> THE PROBLEM
Take each line containing "marker" and report it exactly as written.

◇ ◇ ◇

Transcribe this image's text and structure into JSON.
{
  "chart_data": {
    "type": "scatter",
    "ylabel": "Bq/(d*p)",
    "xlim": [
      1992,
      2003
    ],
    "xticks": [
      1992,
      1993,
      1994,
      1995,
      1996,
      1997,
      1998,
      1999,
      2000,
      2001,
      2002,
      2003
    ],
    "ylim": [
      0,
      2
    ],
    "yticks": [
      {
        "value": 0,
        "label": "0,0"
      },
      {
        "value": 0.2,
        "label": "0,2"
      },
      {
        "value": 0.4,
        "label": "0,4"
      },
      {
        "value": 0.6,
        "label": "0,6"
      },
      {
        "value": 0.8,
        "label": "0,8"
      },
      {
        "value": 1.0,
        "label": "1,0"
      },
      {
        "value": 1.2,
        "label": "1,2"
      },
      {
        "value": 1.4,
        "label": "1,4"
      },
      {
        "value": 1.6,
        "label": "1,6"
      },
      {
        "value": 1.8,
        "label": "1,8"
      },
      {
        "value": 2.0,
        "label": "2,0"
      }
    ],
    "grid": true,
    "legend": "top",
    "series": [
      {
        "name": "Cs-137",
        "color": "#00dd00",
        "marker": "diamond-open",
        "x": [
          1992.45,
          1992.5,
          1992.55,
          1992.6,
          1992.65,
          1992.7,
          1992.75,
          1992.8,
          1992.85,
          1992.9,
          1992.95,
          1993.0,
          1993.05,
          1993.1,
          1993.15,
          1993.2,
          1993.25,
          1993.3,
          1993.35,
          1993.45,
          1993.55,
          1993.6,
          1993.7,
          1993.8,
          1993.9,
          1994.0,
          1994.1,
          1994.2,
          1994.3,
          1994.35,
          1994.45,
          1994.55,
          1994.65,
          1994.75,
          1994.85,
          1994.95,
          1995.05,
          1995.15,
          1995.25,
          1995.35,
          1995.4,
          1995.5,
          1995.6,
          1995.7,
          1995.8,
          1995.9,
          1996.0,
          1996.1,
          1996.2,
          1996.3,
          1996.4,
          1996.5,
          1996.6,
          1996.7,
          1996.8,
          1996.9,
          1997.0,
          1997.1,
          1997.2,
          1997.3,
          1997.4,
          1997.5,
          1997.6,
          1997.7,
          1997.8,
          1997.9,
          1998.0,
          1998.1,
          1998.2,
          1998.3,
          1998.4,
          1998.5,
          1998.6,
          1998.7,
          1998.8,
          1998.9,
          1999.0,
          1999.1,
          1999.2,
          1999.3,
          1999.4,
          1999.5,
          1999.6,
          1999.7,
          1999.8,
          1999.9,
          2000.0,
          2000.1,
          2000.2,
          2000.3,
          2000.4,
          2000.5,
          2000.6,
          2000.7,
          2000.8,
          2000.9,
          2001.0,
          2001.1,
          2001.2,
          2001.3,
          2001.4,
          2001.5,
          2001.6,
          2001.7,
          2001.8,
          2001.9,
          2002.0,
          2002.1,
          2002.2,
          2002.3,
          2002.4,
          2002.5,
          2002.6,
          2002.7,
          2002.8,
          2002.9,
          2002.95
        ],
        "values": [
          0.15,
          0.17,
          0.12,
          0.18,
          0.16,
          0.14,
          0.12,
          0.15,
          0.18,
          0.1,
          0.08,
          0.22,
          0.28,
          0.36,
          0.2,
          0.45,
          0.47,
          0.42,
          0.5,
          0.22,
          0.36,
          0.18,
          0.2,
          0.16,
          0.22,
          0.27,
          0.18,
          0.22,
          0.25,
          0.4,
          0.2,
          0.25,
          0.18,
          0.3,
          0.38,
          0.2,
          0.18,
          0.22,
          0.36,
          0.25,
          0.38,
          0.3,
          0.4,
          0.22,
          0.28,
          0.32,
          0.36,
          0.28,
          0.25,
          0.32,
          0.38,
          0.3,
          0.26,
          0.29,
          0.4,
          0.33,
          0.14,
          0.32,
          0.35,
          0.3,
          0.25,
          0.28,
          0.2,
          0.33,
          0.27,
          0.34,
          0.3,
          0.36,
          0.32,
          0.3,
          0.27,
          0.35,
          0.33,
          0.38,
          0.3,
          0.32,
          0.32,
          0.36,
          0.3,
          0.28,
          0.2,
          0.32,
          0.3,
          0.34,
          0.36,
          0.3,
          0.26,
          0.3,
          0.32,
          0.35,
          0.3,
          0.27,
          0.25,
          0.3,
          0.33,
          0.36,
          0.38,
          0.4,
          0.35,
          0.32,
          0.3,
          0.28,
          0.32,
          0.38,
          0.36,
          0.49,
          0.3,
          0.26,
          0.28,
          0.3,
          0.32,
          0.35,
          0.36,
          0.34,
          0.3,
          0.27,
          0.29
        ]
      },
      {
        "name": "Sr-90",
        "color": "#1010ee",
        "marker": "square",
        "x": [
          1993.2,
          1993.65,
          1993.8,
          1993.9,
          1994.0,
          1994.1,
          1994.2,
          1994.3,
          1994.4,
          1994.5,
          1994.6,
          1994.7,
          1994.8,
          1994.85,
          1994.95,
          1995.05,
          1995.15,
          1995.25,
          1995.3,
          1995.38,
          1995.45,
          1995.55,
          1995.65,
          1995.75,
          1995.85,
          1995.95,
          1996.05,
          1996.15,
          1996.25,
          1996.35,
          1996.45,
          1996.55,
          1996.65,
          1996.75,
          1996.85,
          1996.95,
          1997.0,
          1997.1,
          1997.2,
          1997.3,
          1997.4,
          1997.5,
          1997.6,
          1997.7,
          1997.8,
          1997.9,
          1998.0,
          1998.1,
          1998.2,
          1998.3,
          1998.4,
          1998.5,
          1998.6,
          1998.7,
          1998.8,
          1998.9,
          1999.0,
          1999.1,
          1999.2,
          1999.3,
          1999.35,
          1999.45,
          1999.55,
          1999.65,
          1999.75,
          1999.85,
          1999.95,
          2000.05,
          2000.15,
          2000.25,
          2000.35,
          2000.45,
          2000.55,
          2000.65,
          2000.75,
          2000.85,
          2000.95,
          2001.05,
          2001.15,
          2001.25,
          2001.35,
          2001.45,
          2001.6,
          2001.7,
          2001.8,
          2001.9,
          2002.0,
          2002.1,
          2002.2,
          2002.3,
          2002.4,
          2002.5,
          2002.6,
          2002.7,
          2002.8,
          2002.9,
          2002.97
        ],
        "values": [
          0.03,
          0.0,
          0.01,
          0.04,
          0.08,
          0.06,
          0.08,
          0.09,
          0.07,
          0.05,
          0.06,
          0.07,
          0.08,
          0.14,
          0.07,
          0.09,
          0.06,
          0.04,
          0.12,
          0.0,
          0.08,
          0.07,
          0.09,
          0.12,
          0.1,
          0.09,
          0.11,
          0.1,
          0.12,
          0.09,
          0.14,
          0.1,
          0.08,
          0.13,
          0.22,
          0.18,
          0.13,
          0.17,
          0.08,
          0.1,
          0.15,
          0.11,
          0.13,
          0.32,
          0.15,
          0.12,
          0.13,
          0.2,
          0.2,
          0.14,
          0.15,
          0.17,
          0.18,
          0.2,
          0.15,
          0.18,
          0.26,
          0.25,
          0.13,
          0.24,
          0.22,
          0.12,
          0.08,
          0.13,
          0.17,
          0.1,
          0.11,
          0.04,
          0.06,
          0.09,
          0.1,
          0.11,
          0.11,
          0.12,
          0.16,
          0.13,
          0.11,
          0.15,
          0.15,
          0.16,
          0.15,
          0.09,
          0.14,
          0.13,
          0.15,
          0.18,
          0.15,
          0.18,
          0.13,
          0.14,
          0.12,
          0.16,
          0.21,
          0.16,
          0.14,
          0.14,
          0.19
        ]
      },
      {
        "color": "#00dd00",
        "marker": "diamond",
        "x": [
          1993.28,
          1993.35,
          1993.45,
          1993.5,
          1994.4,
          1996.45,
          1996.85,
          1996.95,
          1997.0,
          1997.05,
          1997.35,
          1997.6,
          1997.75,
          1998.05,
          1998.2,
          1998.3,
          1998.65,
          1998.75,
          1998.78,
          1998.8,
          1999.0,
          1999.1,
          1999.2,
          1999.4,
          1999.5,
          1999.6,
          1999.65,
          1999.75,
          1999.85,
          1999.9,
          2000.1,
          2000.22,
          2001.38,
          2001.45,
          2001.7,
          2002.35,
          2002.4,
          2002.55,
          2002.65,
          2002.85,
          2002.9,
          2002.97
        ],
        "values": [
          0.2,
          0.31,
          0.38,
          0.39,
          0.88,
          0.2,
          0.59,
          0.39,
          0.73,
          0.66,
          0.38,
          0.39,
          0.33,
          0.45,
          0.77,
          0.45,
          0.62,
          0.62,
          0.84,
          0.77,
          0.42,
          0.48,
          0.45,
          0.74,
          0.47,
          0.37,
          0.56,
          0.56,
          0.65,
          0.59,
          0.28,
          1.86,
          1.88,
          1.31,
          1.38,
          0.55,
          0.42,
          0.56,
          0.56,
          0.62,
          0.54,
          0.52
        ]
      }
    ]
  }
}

◇ ◇ ◇

> COMPLETED TASK
        "marker": "diamond-open",
        "marker": "square",
        "marker": "diamond",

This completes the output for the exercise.